### [EXERCISE AIM]
Reproduce the entries in full, with no changes.

### [Stored entries]

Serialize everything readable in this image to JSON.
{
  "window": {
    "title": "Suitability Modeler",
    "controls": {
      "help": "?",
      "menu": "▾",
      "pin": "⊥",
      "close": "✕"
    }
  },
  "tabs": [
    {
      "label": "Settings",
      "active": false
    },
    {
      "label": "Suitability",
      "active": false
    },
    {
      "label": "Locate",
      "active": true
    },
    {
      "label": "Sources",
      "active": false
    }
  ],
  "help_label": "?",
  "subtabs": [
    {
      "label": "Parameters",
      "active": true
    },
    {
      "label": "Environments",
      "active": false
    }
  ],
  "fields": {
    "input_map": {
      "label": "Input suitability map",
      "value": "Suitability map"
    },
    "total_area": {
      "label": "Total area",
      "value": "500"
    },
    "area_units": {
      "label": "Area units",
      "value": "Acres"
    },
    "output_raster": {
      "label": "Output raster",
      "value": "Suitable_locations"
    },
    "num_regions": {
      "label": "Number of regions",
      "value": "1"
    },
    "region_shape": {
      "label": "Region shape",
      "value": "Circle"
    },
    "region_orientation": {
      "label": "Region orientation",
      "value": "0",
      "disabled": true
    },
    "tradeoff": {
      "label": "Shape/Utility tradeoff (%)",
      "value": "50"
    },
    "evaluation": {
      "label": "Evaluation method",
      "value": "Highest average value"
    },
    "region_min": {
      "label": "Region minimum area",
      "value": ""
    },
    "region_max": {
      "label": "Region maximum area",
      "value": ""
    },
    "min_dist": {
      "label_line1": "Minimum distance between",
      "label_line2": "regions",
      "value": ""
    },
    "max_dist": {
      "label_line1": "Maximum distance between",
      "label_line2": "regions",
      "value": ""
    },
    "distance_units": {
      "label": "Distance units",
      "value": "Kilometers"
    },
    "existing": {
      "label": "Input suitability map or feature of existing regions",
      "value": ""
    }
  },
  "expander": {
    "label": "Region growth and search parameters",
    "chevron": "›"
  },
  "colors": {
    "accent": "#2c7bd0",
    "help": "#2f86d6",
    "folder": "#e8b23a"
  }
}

### [ANSWER FOR THE TASK]
Serialize everything readable in this image to JSON.
{
  "window": {
    "title": "Suitability Modeler",
    "controls": {
      "help": "?",
      "menu": "▾",
      "pin": "⊥",
      "close": "✕"
    }
  },
  "tabs": [
    {
      "label": "Settings",
      "active": false
    },
    {
      "label": "Suitability",
      "active": false
    },
    {
      "label": "Locate",
      "active": true
    },
    {
      "label": "Sources",
      "active": false
    }
  ],
  "help_label": "?",
  "subtabs": [
    {
      "label": "Parameters",
      "active": true
    },
    {
      "label": "Environments",
      "active": false
    }
  ],
  "fields": {
    "input_map": {
      "label": "Input suitability map",
      "value": "Suitability map"
    },
    "total_area": {
      "label": "Total area",
      "value": "500"
    },
    "area_units": {
      "label": "Area units",
      "value": "Acres"
    },
    "output_raster": {
      "label": "Output raster",
      "value": "Suitable_locations"
    },
    "num_regions": {
      "label": "Number of regions",
      "value": "1"
    },
    "region_shape": {
      "label": "Region shape",
      "value": "Circle"
    },
    "region_orientation": {
      "label": "Region orientation",
      "value": "0",
      "disabled": true
    },
    "tradeoff": {
      "label": "Shape/Utility tradeoff (%)",
      "value": "50"
    },
    "evaluation": {
      "label": "Evaluation method",
      "value": "Highest average value"
    },
    "region_min": {
      "label": "Region minimum area",
      "value": ""
    },
    "region_max": {
      "label": "Region maximum area",
      "value": ""
    },
    "min_dist": {
      "label_line1": "Minimum distance between",
      "label_line2": "regions",
      "value": ""
    },
    "max_dist": {
      "label_line1": "Maximum distance between",
      "label_line2": "regions",
      "value": ""
    },
    "distance_units": {
      "label": "Distance units",
      "value": "Kilometers"
    },
    "existing": {
      "label": "Input suitability map or feature of existing regions",
      "value": ""
    }
  },
  "expander": {
    "label": "Region growth and search parameters",
    "chevron": "›"
  },
  "colors": {
    "accent": "#2c7bd0",
    "help": "#2f86d6",
    "folder": "#e8b23a"
  }
}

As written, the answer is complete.